(Saved entries)
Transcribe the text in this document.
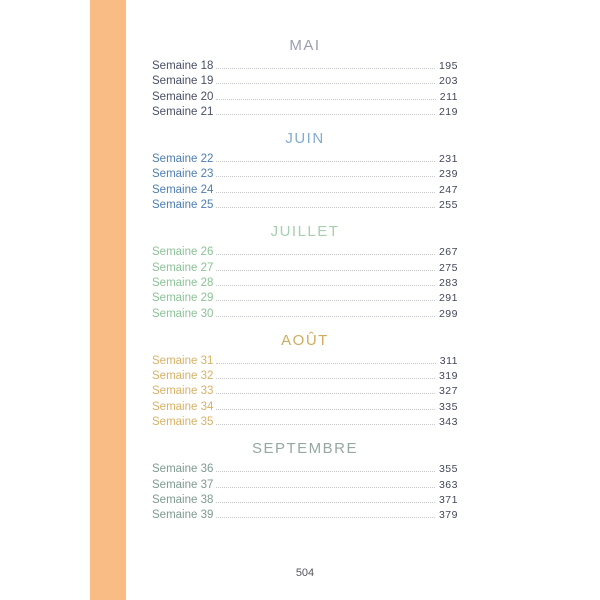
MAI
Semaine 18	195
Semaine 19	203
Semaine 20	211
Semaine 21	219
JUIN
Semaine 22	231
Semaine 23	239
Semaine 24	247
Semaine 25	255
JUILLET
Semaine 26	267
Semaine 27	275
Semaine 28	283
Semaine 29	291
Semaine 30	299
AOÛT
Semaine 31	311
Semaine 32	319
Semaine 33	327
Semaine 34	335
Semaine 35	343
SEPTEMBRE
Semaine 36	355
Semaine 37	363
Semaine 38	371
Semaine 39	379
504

...

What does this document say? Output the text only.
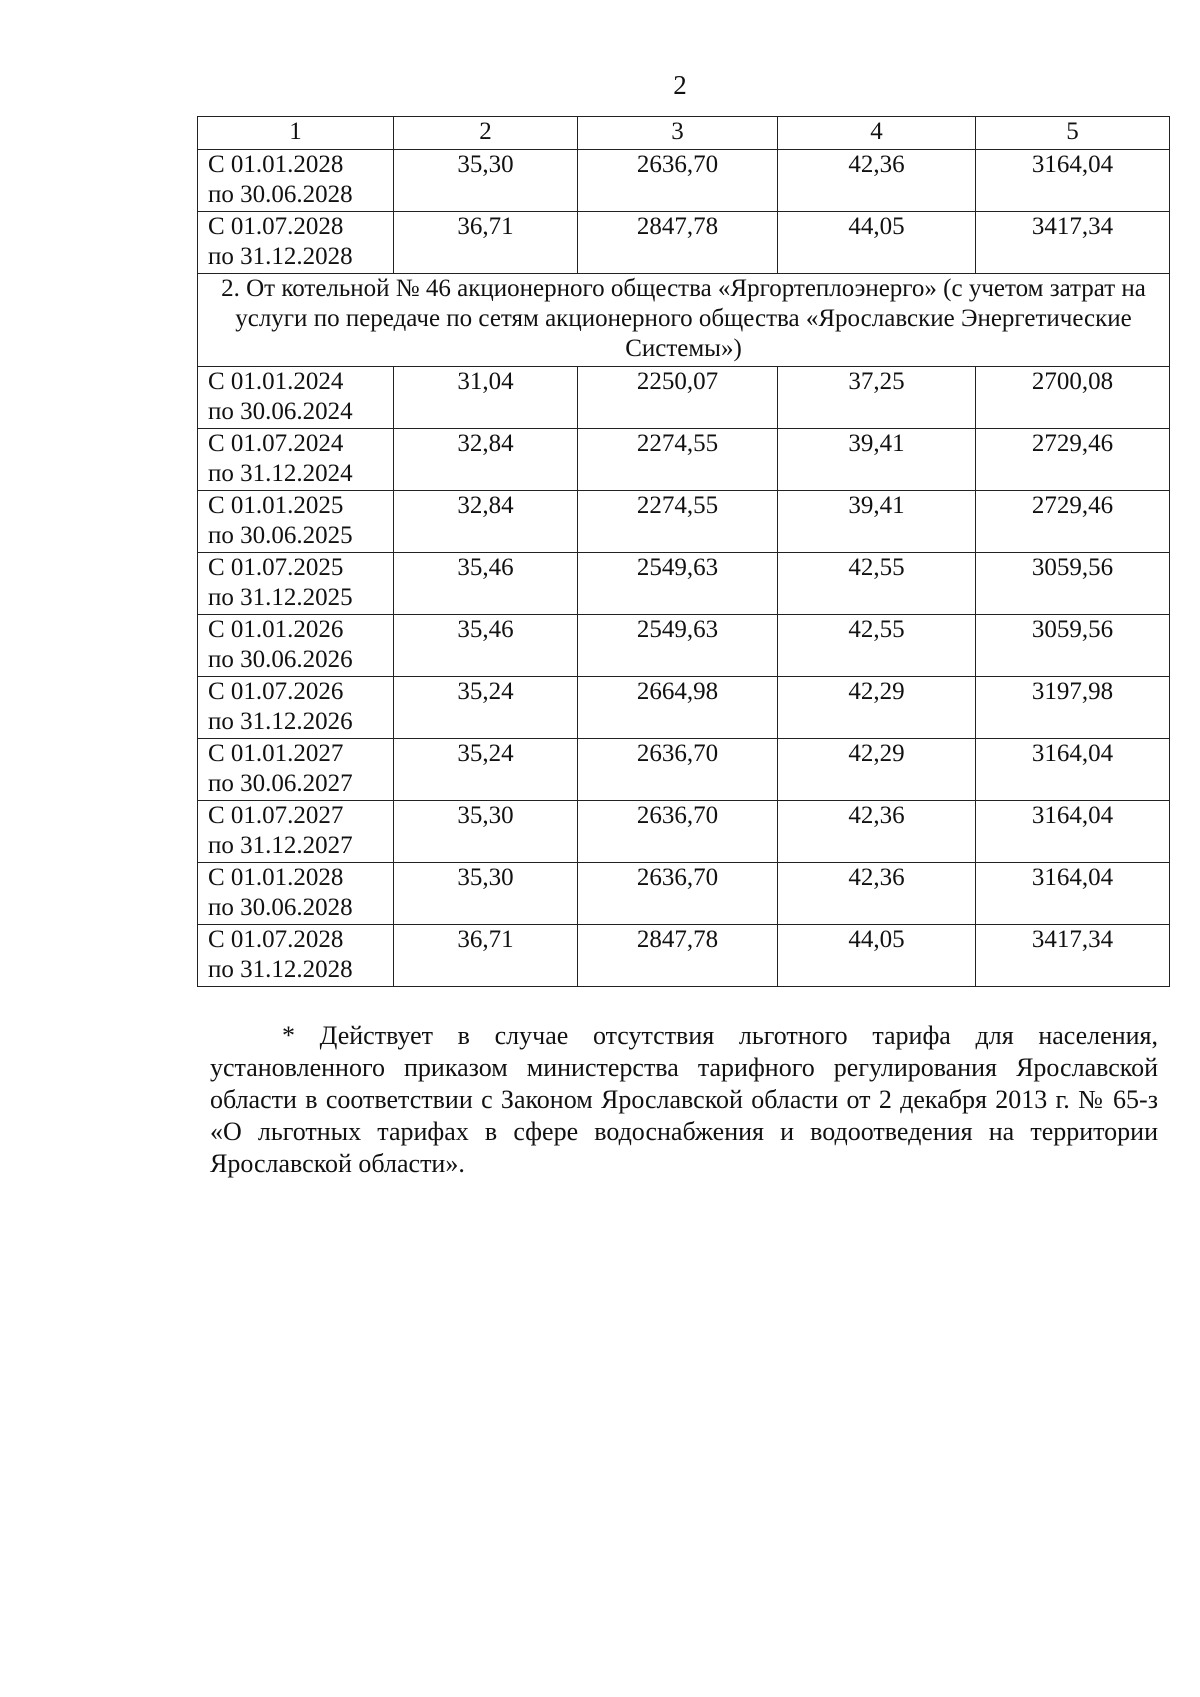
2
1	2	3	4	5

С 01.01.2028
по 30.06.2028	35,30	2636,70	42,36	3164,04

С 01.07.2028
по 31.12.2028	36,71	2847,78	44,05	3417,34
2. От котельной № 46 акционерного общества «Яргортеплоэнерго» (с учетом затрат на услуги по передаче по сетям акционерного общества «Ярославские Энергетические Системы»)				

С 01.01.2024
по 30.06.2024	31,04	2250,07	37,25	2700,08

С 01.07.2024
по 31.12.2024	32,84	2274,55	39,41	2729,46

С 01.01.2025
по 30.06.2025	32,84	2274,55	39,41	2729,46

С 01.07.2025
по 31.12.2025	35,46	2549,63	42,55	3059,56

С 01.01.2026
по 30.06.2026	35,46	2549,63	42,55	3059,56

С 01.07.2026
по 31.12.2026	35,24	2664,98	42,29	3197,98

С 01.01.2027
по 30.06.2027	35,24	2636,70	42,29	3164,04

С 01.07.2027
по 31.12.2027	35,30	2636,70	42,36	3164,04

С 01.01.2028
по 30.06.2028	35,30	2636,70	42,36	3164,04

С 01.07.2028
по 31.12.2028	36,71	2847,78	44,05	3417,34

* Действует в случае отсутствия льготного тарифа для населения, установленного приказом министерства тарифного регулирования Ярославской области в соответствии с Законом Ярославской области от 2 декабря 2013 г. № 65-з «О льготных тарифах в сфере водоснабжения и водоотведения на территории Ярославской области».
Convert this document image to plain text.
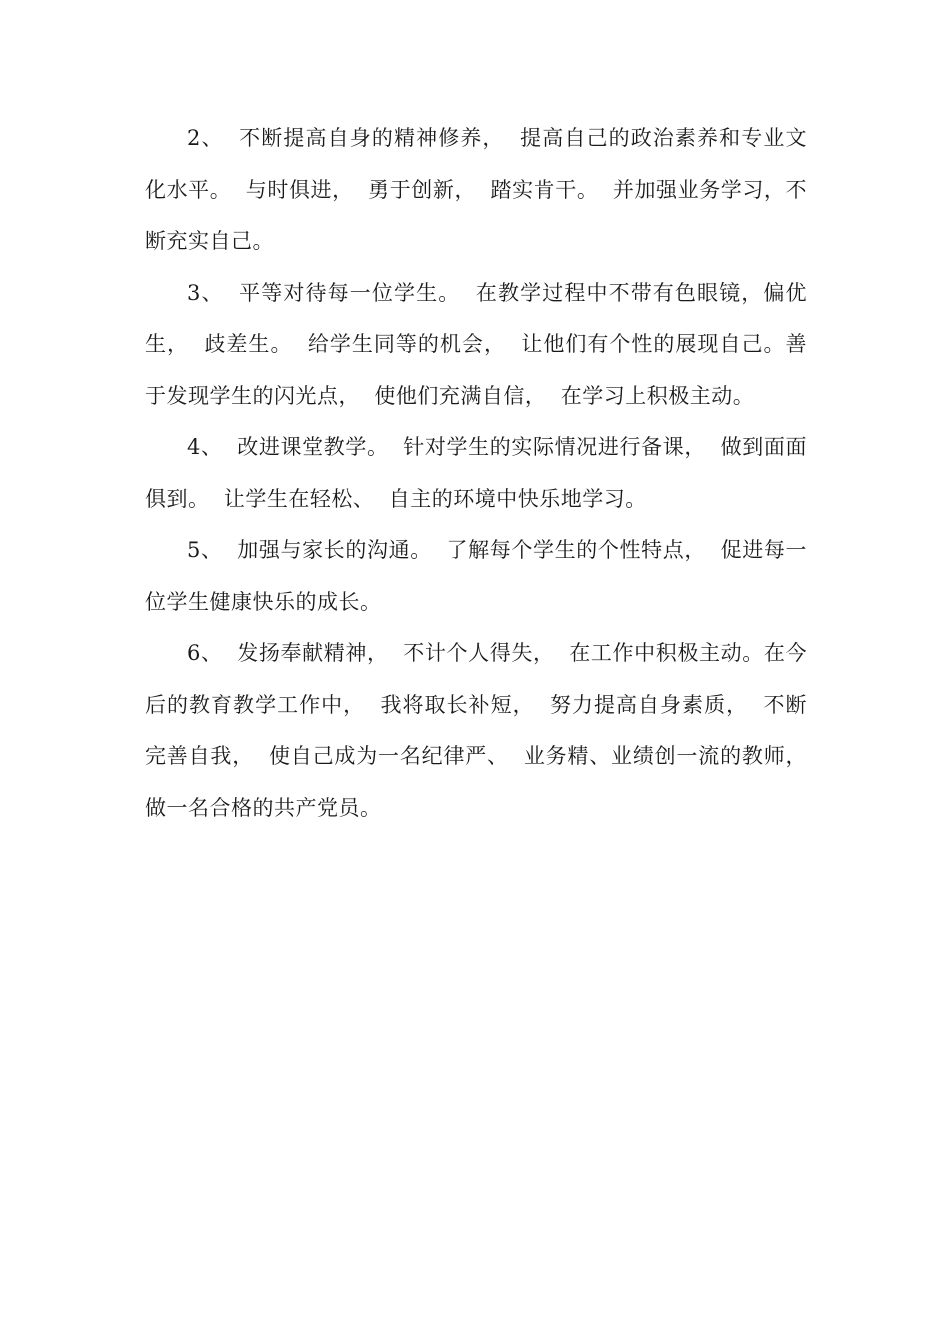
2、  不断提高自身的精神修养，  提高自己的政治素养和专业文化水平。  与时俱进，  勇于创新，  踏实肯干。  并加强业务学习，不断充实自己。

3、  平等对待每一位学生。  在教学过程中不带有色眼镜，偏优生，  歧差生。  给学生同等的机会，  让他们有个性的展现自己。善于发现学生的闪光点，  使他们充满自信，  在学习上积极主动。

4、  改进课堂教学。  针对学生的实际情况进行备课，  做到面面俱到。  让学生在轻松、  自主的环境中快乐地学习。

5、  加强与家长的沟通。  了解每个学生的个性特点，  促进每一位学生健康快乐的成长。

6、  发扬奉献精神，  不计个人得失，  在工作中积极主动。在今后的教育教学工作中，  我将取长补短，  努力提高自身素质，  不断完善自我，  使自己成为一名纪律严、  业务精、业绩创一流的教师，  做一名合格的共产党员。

==

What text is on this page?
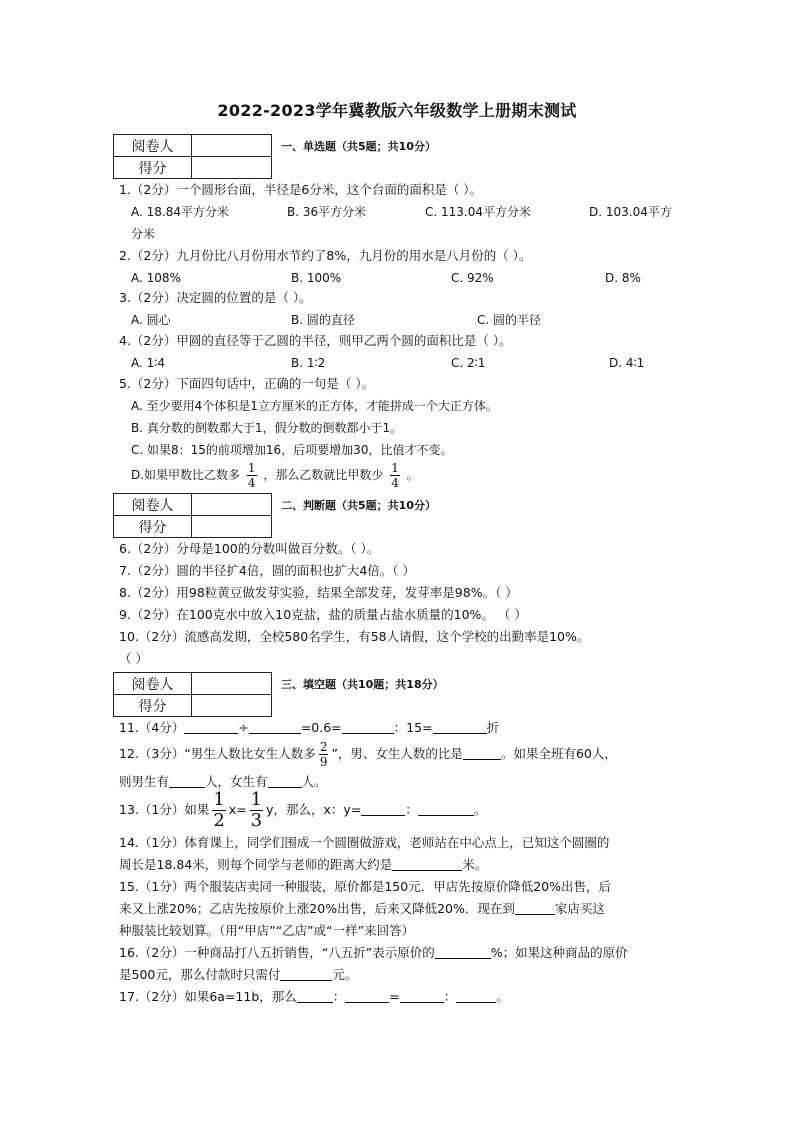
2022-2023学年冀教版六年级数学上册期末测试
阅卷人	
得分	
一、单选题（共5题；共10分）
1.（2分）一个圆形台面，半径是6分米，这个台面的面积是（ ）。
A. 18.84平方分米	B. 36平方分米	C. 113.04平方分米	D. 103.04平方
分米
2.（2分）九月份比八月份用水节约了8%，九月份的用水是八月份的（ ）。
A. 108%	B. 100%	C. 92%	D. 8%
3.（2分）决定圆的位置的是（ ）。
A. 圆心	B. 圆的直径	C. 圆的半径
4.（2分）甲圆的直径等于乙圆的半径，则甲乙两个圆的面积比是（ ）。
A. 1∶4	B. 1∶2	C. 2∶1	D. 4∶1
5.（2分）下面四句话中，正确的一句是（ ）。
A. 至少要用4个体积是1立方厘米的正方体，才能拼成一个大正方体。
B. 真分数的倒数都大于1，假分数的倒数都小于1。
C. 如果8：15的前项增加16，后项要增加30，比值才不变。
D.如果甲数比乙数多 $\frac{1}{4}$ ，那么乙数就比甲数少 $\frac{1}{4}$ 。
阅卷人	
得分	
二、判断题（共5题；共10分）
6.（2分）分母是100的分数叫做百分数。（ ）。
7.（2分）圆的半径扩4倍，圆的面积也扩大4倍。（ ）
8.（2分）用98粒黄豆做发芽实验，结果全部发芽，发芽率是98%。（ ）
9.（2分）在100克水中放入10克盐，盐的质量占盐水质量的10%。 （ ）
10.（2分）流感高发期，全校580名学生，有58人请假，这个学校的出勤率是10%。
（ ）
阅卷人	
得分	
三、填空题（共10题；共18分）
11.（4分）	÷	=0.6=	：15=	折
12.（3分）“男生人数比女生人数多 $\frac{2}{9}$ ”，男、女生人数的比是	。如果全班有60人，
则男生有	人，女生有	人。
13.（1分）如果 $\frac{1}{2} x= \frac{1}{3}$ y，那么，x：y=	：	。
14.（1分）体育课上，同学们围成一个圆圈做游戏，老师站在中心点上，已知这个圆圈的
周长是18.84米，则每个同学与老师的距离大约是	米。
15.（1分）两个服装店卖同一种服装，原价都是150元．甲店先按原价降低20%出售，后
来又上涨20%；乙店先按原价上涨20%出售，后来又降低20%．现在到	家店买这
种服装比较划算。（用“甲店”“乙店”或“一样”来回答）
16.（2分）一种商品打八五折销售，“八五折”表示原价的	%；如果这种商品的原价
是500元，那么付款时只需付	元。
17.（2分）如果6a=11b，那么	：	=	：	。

Task description:
Lines holding the word "document" in the entries above are the ones to pull out. Copy them all.

Exercise output:
Transcribe the text in this document.
What does this document say? Output the text only.
Convert this document image to plain text.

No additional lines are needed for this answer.